# [Written request]
Check each line of the listing for the word "their" and report how many lines contain it, giving nothing but the number.

━━ Entries supplied ━━

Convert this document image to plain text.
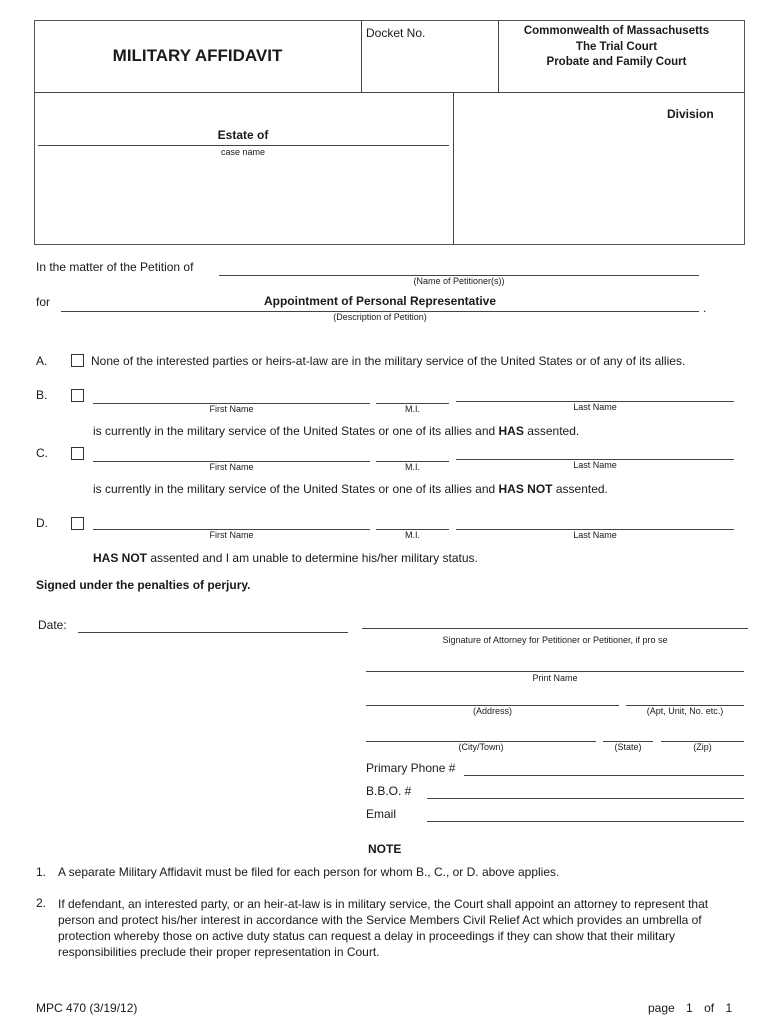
MILITARY AFFIDAVIT
Docket No.	Commonwealth of Massachusetts
The Trial Court
Probate and Family Court
Division
Estate of
case name
In the matter of the Petition of
(Name of Petitioner(s))
for	Appointment of Personal Representative	.
(Description of Petition)
A.	None of the interested parties or heirs-at-law are in the military service of the United States or of any of its allies.
B.
First Name	M.I.	Last Name
is currently in the military service of the United States or one of its allies and HAS assented.
C.
First Name	M.I.	Last Name
is currently in the military service of the United States or one of its allies and HAS NOT assented.
D.
First Name	M.I.	Last Name
HAS NOT assented and I am unable to determine his/her military status.
Signed under the penalties of perjury.
Date:
Signature of Attorney for Petitioner or Petitioner, if pro se
Print Name
(Address)	(Apt, Unit, No. etc.)
(City/Town)	(State)	(Zip)
Primary Phone #
B.B.O. #
Email
NOTE
1. A separate Military Affidavit must be filed for each person for whom B., C., or D. above applies.
2. If defendant, an interested party, or an heir-at-law is in military service, the Court shall appoint an attorney to represent that
person and protect his/her interest in accordance with the Service Members Civil Relief Act which provides an umbrella of
protection whereby those on active duty status can request a delay in proceedings if they can show that their military
responsibilities preclude their proper representation in Court.
MPC 470 (3/19/12)	page 1 of 1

━━━

# [Solved problem]
2